▼
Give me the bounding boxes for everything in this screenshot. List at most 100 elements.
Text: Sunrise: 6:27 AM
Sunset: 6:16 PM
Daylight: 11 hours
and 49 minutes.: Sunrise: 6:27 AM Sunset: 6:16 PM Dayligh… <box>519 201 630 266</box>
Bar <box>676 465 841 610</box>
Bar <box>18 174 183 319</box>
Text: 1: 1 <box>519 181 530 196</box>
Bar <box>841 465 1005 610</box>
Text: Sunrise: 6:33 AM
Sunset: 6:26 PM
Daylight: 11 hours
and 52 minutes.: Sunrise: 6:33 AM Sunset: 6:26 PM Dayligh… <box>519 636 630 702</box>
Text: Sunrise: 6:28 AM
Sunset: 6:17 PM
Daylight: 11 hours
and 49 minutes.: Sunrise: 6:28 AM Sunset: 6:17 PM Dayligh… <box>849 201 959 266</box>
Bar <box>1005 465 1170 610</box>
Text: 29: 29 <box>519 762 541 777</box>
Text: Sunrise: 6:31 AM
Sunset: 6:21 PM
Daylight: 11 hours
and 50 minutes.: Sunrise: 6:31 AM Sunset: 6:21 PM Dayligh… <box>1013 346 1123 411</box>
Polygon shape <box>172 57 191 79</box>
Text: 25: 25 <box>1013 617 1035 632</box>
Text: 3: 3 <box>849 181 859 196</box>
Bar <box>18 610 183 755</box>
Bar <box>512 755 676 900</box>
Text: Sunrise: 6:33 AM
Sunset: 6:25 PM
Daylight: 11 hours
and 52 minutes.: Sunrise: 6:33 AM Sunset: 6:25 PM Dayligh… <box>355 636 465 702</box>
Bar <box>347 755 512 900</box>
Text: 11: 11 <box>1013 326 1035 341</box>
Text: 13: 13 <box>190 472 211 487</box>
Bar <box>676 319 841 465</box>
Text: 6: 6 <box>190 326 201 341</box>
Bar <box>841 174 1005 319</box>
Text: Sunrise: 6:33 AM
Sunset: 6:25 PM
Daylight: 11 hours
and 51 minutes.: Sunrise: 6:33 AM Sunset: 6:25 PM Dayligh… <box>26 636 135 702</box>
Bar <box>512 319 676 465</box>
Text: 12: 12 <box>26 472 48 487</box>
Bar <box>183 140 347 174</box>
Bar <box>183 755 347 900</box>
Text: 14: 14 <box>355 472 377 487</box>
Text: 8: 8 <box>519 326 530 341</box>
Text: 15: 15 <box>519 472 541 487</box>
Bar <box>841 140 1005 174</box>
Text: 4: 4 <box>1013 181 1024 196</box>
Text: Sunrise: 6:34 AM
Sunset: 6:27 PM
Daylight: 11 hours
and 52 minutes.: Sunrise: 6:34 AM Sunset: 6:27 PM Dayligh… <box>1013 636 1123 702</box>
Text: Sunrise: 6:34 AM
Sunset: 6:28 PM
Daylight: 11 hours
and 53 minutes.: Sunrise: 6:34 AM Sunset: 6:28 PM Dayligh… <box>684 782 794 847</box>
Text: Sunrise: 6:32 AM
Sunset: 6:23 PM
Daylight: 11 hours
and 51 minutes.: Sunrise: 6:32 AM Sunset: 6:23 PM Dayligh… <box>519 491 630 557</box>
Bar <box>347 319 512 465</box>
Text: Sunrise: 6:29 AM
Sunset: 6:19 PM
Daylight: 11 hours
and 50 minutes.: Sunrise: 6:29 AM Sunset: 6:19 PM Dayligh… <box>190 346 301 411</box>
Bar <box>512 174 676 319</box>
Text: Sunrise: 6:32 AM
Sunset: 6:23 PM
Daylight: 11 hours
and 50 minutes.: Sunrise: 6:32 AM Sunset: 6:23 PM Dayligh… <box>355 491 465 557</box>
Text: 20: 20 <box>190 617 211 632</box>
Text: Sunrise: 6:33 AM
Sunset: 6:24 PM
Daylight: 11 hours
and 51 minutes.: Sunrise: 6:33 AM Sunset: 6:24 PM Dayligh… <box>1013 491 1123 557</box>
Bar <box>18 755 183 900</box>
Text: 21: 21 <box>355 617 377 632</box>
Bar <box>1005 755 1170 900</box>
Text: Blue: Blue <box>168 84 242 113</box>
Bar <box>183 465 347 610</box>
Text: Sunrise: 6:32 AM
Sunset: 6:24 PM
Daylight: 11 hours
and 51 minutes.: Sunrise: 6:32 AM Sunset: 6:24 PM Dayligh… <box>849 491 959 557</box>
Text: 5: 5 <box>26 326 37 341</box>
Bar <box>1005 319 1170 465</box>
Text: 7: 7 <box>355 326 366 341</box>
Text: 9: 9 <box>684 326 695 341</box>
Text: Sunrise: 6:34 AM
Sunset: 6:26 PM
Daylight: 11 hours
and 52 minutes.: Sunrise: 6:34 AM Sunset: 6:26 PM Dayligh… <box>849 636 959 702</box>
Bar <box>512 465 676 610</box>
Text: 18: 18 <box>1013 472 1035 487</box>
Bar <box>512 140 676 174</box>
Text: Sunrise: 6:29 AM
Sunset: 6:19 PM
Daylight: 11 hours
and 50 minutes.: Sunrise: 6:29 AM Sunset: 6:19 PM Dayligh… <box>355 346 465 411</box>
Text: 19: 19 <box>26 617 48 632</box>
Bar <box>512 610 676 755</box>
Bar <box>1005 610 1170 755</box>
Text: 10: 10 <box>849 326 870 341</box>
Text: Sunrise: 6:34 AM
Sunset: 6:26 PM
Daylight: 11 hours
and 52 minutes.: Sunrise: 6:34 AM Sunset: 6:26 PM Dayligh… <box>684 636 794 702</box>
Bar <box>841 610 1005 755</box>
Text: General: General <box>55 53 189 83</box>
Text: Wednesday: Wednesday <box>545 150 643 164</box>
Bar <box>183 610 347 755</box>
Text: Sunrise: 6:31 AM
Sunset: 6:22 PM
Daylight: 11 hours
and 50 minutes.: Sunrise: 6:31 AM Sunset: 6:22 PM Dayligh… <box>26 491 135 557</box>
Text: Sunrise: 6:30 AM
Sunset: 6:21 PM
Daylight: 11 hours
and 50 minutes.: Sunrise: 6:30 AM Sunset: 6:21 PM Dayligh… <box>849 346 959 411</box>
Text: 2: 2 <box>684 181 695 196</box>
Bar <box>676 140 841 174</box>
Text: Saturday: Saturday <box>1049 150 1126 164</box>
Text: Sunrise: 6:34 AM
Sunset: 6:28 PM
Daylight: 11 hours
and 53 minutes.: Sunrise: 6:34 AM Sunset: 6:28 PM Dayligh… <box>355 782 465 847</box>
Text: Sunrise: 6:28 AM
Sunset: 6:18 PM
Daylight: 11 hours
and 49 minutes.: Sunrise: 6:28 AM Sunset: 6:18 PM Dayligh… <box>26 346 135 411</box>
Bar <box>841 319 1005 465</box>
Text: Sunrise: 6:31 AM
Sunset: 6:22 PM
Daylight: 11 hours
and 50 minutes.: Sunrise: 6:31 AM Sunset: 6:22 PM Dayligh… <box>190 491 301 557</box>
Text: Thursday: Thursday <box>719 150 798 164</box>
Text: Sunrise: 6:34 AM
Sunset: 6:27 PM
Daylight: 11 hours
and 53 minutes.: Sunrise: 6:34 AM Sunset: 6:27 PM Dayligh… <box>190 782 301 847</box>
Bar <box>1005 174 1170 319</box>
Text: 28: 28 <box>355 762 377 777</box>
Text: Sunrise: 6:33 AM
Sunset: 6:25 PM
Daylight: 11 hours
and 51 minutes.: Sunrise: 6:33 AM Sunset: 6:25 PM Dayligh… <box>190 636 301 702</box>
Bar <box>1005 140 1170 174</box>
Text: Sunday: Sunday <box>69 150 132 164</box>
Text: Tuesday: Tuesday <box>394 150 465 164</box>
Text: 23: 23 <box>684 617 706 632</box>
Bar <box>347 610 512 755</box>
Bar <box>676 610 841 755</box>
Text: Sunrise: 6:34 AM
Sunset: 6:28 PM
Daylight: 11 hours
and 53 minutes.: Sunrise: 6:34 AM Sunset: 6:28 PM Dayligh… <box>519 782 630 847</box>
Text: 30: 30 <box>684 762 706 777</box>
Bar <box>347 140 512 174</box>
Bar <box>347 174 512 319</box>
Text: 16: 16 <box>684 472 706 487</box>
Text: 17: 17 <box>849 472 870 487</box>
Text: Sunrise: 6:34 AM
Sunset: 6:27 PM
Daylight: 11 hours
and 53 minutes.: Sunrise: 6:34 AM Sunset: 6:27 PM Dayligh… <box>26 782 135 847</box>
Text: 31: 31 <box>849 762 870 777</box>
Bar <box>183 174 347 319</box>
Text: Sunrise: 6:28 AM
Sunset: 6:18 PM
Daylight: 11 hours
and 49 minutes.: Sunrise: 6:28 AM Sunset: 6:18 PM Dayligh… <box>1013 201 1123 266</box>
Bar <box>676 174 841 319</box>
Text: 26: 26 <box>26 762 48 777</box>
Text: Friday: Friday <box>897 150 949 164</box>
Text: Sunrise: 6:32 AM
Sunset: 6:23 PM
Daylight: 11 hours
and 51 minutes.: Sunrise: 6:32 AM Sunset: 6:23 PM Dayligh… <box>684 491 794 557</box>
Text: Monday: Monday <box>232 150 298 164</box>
▲
## Exercise brief
Pick out every line of the records that contains the word "Monday" and copy each of those lines.

## Correct result
Text: Monday: Monday <box>232 150 298 164</box>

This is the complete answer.